## Start Given entries
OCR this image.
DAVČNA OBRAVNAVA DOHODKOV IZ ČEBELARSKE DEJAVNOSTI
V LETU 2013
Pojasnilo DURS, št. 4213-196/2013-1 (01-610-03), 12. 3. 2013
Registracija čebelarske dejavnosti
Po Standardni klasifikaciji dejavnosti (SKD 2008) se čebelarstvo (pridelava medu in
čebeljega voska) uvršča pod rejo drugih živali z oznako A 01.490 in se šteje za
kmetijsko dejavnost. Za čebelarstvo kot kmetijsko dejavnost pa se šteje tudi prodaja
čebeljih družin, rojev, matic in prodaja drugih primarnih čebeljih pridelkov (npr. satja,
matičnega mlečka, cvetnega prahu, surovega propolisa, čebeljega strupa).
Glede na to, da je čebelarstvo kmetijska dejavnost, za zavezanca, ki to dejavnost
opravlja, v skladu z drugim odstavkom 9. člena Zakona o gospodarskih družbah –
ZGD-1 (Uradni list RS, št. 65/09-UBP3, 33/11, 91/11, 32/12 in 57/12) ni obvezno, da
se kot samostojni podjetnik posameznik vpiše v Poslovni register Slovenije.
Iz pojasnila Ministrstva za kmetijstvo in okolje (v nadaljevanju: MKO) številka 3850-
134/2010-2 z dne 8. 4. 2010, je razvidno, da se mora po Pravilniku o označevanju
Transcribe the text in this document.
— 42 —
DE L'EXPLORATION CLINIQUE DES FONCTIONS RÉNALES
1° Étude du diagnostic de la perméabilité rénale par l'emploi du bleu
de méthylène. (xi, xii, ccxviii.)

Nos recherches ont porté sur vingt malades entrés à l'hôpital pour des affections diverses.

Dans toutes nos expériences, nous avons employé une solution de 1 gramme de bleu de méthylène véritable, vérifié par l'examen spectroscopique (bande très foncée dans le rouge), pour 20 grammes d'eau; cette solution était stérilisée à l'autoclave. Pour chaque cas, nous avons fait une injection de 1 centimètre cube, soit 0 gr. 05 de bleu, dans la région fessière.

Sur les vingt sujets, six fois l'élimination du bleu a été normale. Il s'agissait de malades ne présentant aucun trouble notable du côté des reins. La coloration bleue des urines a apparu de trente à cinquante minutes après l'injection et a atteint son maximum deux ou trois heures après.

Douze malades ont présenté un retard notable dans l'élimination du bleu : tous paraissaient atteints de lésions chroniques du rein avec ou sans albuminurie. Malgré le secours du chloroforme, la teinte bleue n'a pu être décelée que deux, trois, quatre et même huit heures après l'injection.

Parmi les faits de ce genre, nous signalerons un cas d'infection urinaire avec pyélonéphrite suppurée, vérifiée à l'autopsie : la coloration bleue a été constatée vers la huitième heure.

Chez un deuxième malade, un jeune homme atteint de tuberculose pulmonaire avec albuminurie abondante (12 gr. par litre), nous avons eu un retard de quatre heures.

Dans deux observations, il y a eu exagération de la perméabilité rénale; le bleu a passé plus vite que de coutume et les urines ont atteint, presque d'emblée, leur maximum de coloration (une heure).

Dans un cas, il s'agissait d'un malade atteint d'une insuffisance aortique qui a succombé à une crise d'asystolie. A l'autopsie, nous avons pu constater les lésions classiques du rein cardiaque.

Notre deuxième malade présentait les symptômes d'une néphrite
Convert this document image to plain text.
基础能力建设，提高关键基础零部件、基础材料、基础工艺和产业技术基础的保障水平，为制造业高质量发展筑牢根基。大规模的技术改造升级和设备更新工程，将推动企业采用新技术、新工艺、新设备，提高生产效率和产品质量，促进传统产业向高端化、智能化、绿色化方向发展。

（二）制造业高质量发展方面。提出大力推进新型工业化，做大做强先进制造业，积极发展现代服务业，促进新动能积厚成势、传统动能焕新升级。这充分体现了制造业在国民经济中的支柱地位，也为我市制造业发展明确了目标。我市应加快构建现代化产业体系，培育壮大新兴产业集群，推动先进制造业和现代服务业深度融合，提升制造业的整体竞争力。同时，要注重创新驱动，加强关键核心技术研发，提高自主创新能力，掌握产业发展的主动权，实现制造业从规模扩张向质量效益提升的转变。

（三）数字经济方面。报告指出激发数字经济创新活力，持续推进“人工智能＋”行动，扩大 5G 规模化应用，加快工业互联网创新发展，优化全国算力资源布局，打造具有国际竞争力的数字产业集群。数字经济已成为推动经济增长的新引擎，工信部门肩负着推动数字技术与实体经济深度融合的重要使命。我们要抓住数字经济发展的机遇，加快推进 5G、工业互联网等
## End Given entries
> [Work to be completed]: Each record above should be repeated exactly as it appears.

> [Answer to the task]:
OCR this image.
DAVČNA OBRAVNAVA DOHODKOV IZ ČEBELARSKE DEJAVNOSTI
V LETU 2013
Pojasnilo DURS, št. 4213-196/2013-1 (01-610-03), 12. 3. 2013
Registracija čebelarske dejavnosti
Po Standardni klasifikaciji dejavnosti (SKD 2008) se čebelarstvo (pridelava medu in
čebeljega voska) uvršča pod rejo drugih živali z oznako A 01.490 in se šteje za
kmetijsko dejavnost. Za čebelarstvo kot kmetijsko dejavnost pa se šteje tudi prodaja
čebeljih družin, rojev, matic in prodaja drugih primarnih čebeljih pridelkov (npr. satja,
matičnega mlečka, cvetnega prahu, surovega propolisa, čebeljega strupa).
Glede na to, da je čebelarstvo kmetijska dejavnost, za zavezanca, ki to dejavnost
opravlja, v skladu z drugim odstavkom 9. člena Zakona o gospodarskih družbah –
ZGD-1 (Uradni list RS, št. 65/09-UBP3, 33/11, 91/11, 32/12 in 57/12) ni obvezno, da
se kot samostojni podjetnik posameznik vpiše v Poslovni register Slovenije.
Iz pojasnila Ministrstva za kmetijstvo in okolje (v nadaljevanju: MKO) številka 3850-
134/2010-2 z dne 8. 4. 2010, je razvidno, da se mora po Pravilniku o označevanju
Transcribe the text in this document.
— 42 —
DE L'EXPLORATION CLINIQUE DES FONCTIONS RÉNALES
1° Étude du diagnostic de la perméabilité rénale par l'emploi du bleu
de méthylène. (xi, xii, ccxviii.)

Nos recherches ont porté sur vingt malades entrés à l'hôpital pour des affections diverses.

Dans toutes nos expériences, nous avons employé une solution de 1 gramme de bleu de méthylène véritable, vérifié par l'examen spectroscopique (bande très foncée dans le rouge), pour 20 grammes d'eau; cette solution était stérilisée à l'autoclave. Pour chaque cas, nous avons fait une injection de 1 centimètre cube, soit 0 gr. 05 de bleu, dans la région fessière.

Sur les vingt sujets, six fois l'élimination du bleu a été normale. Il s'agissait de malades ne présentant aucun trouble notable du côté des reins. La coloration bleue des urines a apparu de trente à cinquante minutes après l'injection et a atteint son maximum deux ou trois heures après.

Douze malades ont présenté un retard notable dans l'élimination du bleu : tous paraissaient atteints de lésions chroniques du rein avec ou sans albuminurie. Malgré le secours du chloroforme, la teinte bleue n'a pu être décelée que deux, trois, quatre et même huit heures après l'injection.

Parmi les faits de ce genre, nous signalerons un cas d'infection urinaire avec pyélonéphrite suppurée, vérifiée à l'autopsie : la coloration bleue a été constatée vers la huitième heure.

Chez un deuxième malade, un jeune homme atteint de tuberculose pulmonaire avec albuminurie abondante (12 gr. par litre), nous avons eu un retard de quatre heures.

Dans deux observations, il y a eu exagération de la perméabilité rénale; le bleu a passé plus vite que de coutume et les urines ont atteint, presque d'emblée, leur maximum de coloration (une heure).

Dans un cas, il s'agissait d'un malade atteint d'une insuffisance aortique qui a succombé à une crise d'asystolie. A l'autopsie, nous avons pu constater les lésions classiques du rein cardiaque.

Notre deuxième malade présentait les symptômes d'une néphrite
Convert this document image to plain text.
基础能力建设，提高关键基础零部件、基础材料、基础工艺和产业技术基础的保障水平，为制造业高质量发展筑牢根基。大规模的技术改造升级和设备更新工程，将推动企业采用新技术、新工艺、新设备，提高生产效率和产品质量，促进传统产业向高端化、智能化、绿色化方向发展。

（二）制造业高质量发展方面。提出大力推进新型工业化，做大做强先进制造业，积极发展现代服务业，促进新动能积厚成势、传统动能焕新升级。这充分体现了制造业在国民经济中的支柱地位，也为我市制造业发展明确了目标。我市应加快构建现代化产业体系，培育壮大新兴产业集群，推动先进制造业和现代服务业深度融合，提升制造业的整体竞争力。同时，要注重创新驱动，加强关键核心技术研发，提高自主创新能力，掌握产业发展的主动权，实现制造业从规模扩张向质量效益提升的转变。

（三）数字经济方面。报告指出激发数字经济创新活力，持续推进“人工智能＋”行动，扩大 5G 规模化应用，加快工业互联网创新发展，优化全国算力资源布局，打造具有国际竞争力的数字产业集群。数字经济已成为推动经济增长的新引擎，工信部门肩负着推动数字技术与实体经济深度融合的重要使命。我们要抓住数字经济发展的机遇，加快推进 5G、工业互联网等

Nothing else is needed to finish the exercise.